• [Problem] Can you transcribe every line exactly and leave the pictures behind?

• [Data for this task]
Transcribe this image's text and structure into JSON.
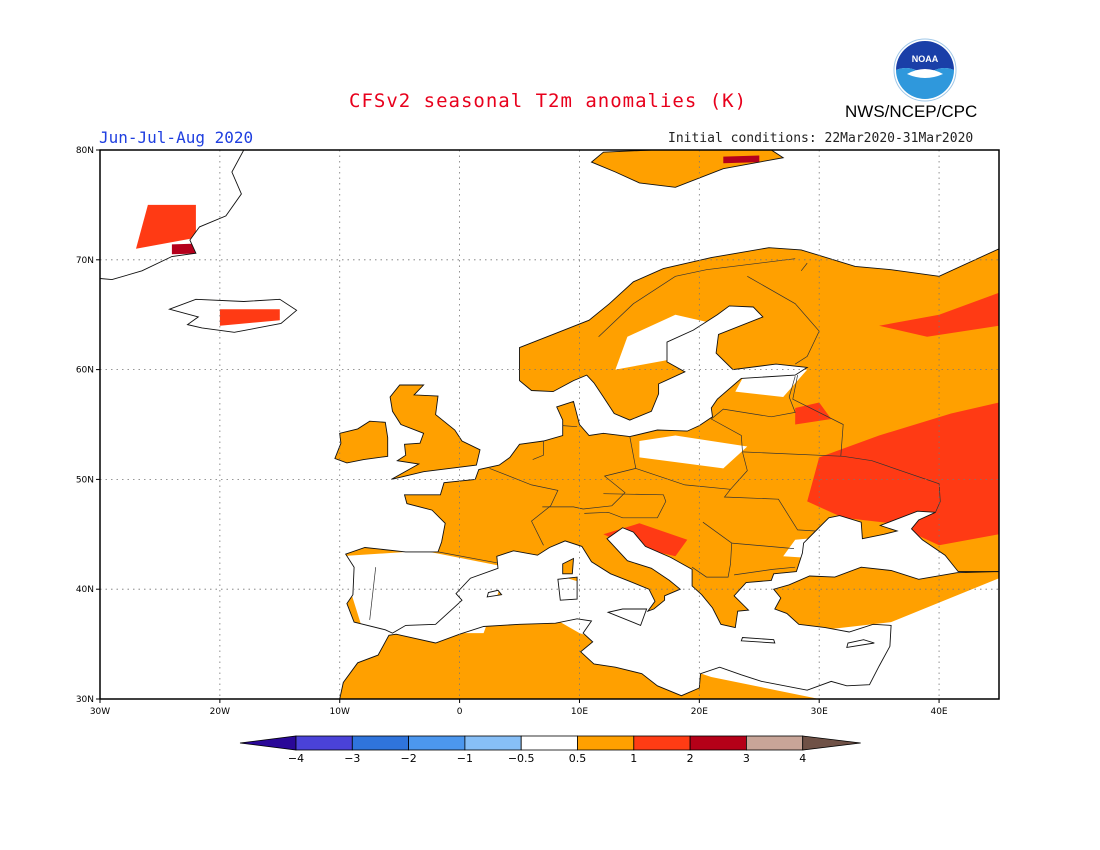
{
  "title": "CFSv2 seasonal T2m anomalies (K)",
  "season": "Jun-Jul-Aug 2020",
  "initial_conditions": "Initial conditions: 22Mar2020-31Mar2020",
  "agency": "NWS/NCEP/CPC",
  "logo_text": "NOAA",
  "map": {
    "lon_range": [
      -30,
      45
    ],
    "lat_range": [
      30,
      80
    ],
    "lon_ticks": [
      {
        "value": -30,
        "label": "30W"
      },
      {
        "value": -20,
        "label": "20W"
      },
      {
        "value": -10,
        "label": "10W"
      },
      {
        "value": 0,
        "label": "0"
      },
      {
        "value": 10,
        "label": "10E"
      },
      {
        "value": 20,
        "label": "20E"
      },
      {
        "value": 30,
        "label": "30E"
      },
      {
        "value": 40,
        "label": "40E"
      }
    ],
    "lat_ticks": [
      {
        "value": 80,
        "label": "80N"
      },
      {
        "value": 70,
        "label": "70N"
      },
      {
        "value": 60,
        "label": "60N"
      },
      {
        "value": 50,
        "label": "50N"
      },
      {
        "value": 40,
        "label": "40N"
      },
      {
        "value": 30,
        "label": "30N"
      }
    ],
    "colors": {
      "c1": "#ffa000",
      "c2": "#ff3a14",
      "c3": "#b5001c",
      "neg": "#7db6f5"
    }
  },
  "legend": {
    "colors": [
      "#2a0898",
      "#4a42d8",
      "#2f74dc",
      "#4c97ee",
      "#87bff7",
      "#ffffff",
      "#ffa000",
      "#ff3c14",
      "#b50018",
      "#c8a598",
      "#6f5146"
    ],
    "labels": [
      "-4",
      "-3",
      "-2",
      "-1",
      "-0.5",
      "0.5",
      "1",
      "2",
      "3",
      "4"
    ]
  }
}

• [Response to this exercise]
Transcribe this image's text and structure into JSON.
{
  "title": "CFSv2 seasonal T2m anomalies (K)",
  "season": "Jun-Jul-Aug 2020",
  "initial_conditions": "Initial conditions: 22Mar2020-31Mar2020",
  "agency": "NWS/NCEP/CPC",
  "logo_text": "NOAA",
  "map": {
    "lon_range": [
      -30,
      45
    ],
    "lat_range": [
      30,
      80
    ],
    "lon_ticks": [
      {
        "value": -30,
        "label": "30W"
      },
      {
        "value": -20,
        "label": "20W"
      },
      {
        "value": -10,
        "label": "10W"
      },
      {
        "value": 0,
        "label": "0"
      },
      {
        "value": 10,
        "label": "10E"
      },
      {
        "value": 20,
        "label": "20E"
      },
      {
        "value": 30,
        "label": "30E"
      },
      {
        "value": 40,
        "label": "40E"
      }
    ],
    "lat_ticks": [
      {
        "value": 80,
        "label": "80N"
      },
      {
        "value": 70,
        "label": "70N"
      },
      {
        "value": 60,
        "label": "60N"
      },
      {
        "value": 50,
        "label": "50N"
      },
      {
        "value": 40,
        "label": "40N"
      },
      {
        "value": 30,
        "label": "30N"
      }
    ],
    "colors": {
      "c1": "#ffa000",
      "c2": "#ff3a14",
      "c3": "#b5001c",
      "neg": "#7db6f5"
    }
  },
  "legend": {
    "colors": [
      "#2a0898",
      "#4a42d8",
      "#2f74dc",
      "#4c97ee",
      "#87bff7",
      "#ffffff",
      "#ffa000",
      "#ff3c14",
      "#b50018",
      "#c8a598",
      "#6f5146"
    ],
    "labels": [
      "-4",
      "-3",
      "-2",
      "-1",
      "-0.5",
      "0.5",
      "1",
      "2",
      "3",
      "4"
    ]
  }
}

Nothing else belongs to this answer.